--- Begin RECORDS ---

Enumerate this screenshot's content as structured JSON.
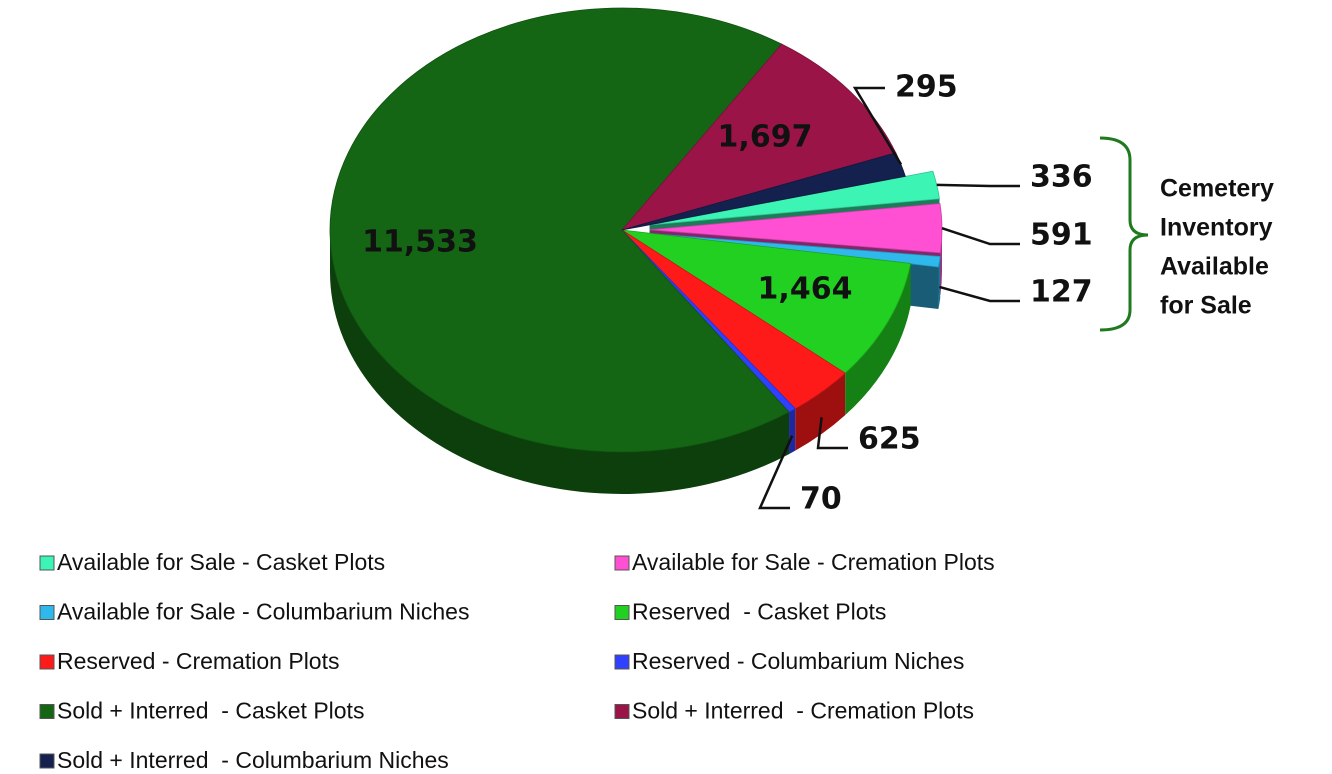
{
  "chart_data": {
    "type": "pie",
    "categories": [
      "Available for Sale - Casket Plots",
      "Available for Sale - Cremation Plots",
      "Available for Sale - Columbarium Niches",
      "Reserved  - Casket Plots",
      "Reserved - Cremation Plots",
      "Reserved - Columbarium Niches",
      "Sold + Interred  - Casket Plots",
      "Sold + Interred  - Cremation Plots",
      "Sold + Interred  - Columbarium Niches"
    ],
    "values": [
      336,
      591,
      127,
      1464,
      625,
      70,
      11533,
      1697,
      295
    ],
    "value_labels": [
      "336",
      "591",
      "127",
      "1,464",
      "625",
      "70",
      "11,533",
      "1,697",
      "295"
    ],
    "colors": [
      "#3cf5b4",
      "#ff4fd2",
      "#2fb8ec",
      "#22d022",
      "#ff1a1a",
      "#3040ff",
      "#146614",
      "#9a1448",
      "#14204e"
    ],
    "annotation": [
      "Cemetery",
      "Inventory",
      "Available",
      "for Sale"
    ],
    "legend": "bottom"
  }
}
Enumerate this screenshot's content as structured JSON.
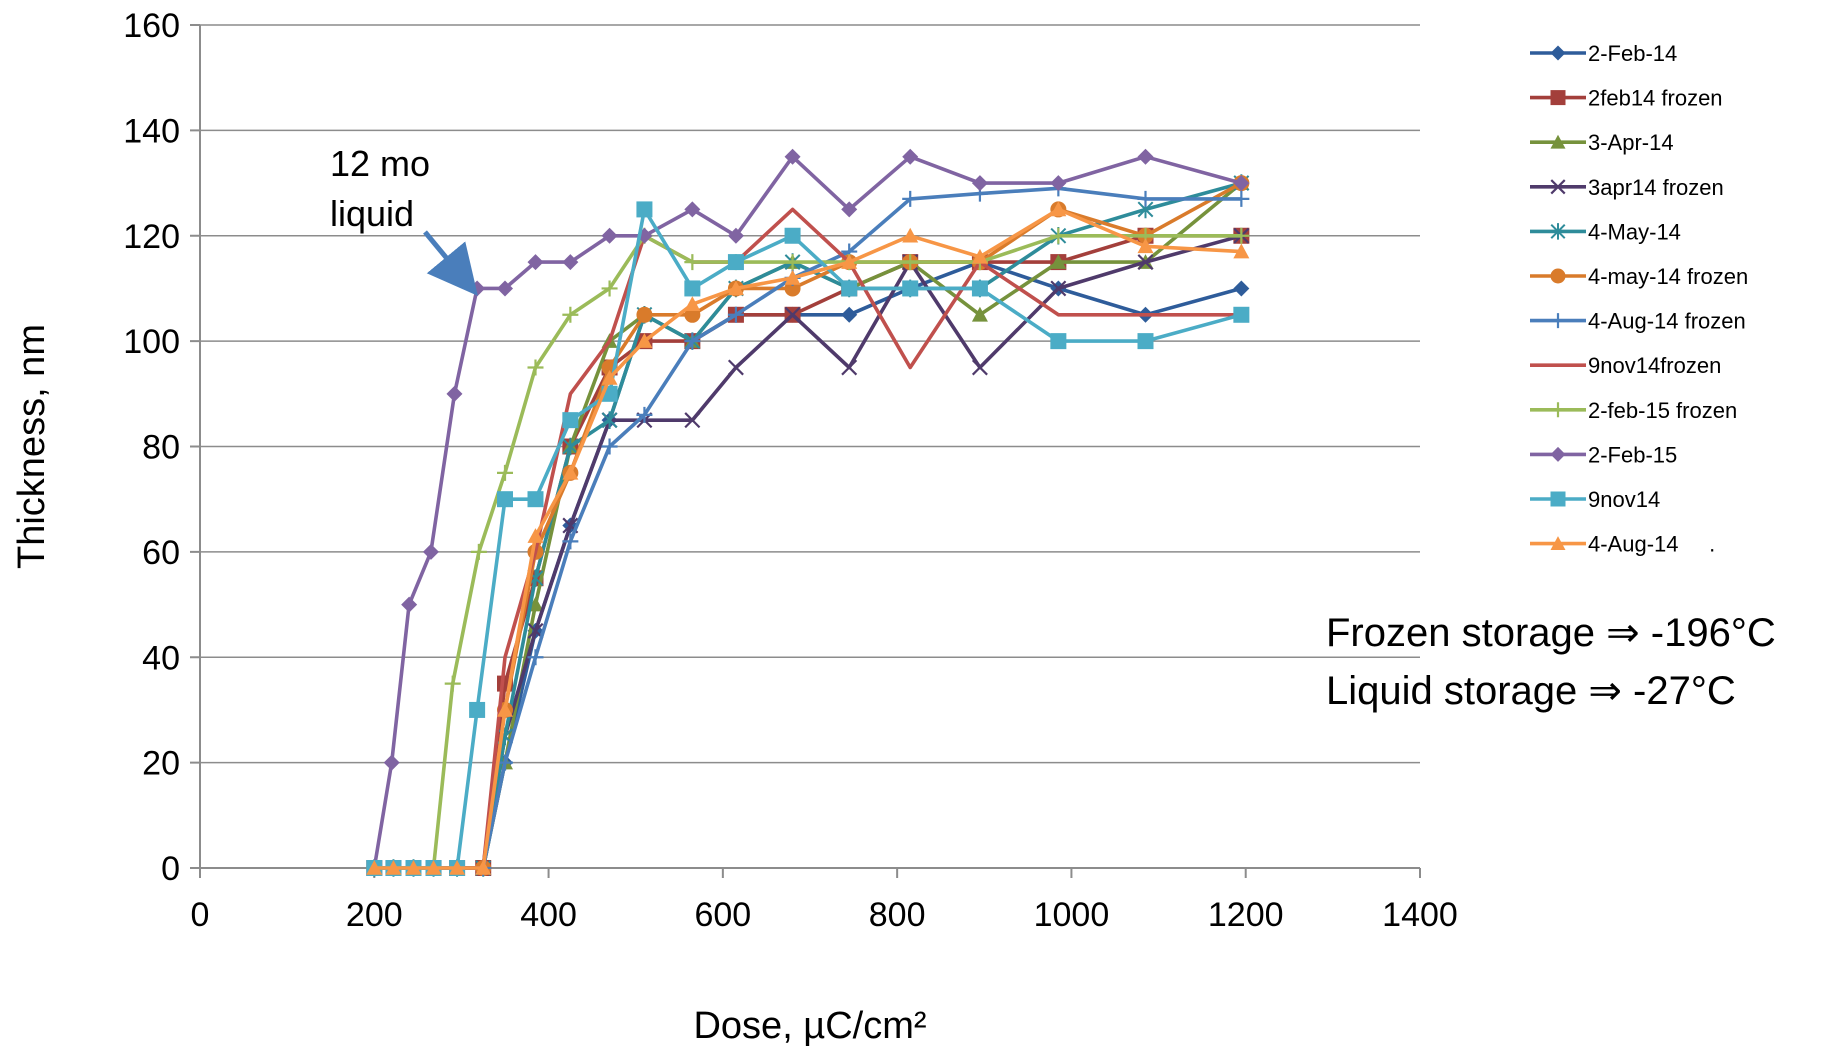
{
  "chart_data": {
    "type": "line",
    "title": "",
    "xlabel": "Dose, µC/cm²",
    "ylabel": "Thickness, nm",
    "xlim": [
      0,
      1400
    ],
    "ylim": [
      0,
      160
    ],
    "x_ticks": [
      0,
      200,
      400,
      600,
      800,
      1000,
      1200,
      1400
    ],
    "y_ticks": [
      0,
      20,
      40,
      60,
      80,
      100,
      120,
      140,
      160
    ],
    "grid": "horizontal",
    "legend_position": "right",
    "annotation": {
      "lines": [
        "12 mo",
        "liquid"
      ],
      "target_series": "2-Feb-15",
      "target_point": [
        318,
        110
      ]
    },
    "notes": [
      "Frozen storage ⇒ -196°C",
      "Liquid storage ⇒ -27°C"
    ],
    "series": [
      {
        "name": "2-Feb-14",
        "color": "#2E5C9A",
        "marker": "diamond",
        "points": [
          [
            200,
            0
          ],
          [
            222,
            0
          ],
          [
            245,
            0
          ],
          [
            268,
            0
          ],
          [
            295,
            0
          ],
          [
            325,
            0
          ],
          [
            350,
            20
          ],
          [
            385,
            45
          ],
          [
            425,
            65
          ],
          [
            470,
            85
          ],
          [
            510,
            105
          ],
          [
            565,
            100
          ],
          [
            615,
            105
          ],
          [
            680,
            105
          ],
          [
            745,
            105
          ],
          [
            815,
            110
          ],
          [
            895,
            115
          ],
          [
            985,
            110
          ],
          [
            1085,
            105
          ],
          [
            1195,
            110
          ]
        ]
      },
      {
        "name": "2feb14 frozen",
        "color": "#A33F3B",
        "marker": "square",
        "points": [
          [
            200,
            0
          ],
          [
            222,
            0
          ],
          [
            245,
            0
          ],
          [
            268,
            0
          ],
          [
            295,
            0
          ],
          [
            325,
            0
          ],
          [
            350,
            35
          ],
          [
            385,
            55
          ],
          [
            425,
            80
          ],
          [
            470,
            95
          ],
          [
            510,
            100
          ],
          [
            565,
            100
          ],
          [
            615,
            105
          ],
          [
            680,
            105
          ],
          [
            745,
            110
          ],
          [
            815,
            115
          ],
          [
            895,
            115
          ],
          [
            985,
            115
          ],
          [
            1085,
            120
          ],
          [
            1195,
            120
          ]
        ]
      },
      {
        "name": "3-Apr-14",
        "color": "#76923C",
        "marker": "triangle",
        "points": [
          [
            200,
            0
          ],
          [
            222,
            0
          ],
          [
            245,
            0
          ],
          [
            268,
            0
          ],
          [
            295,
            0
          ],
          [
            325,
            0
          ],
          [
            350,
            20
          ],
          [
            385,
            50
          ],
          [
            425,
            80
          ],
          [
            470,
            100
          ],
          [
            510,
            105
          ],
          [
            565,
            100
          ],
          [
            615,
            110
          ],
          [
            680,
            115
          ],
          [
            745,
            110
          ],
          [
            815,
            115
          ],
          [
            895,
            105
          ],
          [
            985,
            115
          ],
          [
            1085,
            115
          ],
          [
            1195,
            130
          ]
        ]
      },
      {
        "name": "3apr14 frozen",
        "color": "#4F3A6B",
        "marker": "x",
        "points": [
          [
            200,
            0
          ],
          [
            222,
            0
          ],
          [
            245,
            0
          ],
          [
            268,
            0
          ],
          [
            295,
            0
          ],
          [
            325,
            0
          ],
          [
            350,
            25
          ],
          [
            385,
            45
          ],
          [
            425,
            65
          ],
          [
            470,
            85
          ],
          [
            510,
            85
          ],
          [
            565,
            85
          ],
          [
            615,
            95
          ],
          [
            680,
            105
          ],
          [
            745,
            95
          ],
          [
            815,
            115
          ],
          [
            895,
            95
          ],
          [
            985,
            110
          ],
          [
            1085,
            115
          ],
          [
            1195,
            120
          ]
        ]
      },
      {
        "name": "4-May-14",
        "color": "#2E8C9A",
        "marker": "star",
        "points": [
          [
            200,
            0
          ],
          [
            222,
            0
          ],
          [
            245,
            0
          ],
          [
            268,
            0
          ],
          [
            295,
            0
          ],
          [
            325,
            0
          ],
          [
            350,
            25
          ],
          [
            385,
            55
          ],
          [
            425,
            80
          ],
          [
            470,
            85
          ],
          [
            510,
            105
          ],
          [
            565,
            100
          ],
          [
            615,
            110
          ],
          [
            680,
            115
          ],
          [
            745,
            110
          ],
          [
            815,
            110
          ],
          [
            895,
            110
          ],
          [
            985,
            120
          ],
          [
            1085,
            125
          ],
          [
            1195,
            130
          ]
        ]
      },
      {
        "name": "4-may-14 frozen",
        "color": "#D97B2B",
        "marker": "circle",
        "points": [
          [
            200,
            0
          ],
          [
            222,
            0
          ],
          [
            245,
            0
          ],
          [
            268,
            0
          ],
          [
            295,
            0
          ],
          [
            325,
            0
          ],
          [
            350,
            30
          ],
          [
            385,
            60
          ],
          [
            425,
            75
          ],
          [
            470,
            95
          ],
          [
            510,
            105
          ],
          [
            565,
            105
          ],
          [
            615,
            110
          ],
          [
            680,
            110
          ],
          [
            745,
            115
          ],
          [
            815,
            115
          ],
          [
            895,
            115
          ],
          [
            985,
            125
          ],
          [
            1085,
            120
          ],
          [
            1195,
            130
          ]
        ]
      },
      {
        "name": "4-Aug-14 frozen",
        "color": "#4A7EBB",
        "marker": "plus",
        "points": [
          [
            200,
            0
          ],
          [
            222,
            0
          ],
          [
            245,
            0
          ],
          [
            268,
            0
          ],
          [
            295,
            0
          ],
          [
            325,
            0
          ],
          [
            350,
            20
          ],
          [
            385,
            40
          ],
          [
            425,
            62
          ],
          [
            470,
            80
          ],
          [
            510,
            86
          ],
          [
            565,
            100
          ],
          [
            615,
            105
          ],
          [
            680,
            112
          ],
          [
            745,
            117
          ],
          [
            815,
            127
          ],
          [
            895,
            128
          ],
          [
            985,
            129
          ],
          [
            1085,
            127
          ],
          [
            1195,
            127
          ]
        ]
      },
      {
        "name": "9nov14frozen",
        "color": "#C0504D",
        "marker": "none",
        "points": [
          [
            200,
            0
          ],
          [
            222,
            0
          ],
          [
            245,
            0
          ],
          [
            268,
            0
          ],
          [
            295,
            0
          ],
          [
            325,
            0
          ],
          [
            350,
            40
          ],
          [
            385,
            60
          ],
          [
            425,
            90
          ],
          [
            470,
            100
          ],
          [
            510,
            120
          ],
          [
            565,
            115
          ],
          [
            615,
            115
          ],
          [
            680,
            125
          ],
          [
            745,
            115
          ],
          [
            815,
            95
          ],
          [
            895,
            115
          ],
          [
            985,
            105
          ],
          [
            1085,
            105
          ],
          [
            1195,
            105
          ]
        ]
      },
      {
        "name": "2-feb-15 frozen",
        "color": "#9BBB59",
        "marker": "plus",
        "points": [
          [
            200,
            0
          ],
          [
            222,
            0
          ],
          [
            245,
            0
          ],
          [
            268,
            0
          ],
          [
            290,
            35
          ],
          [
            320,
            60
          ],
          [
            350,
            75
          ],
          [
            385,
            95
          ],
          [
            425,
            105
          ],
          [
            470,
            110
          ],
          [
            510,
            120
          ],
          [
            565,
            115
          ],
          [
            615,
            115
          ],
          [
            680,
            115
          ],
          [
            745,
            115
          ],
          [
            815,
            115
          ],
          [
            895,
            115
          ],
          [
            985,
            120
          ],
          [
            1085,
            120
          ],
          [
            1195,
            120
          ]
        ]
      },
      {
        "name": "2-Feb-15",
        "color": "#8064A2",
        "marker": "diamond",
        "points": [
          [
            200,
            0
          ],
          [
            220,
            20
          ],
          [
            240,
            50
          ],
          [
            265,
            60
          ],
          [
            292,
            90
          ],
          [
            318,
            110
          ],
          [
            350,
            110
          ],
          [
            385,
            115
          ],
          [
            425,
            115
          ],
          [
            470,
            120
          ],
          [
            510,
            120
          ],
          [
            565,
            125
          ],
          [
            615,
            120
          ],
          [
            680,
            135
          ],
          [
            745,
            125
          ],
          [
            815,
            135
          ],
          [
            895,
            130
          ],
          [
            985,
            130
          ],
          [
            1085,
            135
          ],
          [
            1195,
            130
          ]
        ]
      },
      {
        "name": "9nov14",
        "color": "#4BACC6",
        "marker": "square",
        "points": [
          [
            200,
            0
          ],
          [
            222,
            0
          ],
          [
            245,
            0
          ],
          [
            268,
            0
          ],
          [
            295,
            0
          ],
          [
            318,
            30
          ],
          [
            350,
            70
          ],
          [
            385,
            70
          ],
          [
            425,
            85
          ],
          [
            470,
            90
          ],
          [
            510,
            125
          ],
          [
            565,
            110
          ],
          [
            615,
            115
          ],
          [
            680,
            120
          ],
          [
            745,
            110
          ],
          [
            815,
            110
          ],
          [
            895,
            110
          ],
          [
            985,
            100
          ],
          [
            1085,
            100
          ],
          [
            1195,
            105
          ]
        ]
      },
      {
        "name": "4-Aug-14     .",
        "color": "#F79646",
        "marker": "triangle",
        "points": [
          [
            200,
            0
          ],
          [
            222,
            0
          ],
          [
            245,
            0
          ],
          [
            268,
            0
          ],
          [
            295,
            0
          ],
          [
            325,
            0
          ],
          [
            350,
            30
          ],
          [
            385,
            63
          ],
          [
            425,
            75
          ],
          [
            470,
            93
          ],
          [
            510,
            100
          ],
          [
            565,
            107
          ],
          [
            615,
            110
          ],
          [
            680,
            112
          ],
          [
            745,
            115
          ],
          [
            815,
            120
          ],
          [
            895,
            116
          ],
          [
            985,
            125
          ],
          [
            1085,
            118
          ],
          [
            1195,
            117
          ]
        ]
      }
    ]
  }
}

--- End RECORDS ---

** STATED EXERCISE **
Which lines contain the word "Cremation"? Copy each of them.

** OUTPUT OF THE EXERCISE **
      "Available for Sale - Cremation Plots",
      "Reserved - Cremation Plots",
      "Sold + Interred  - Cremation Plots",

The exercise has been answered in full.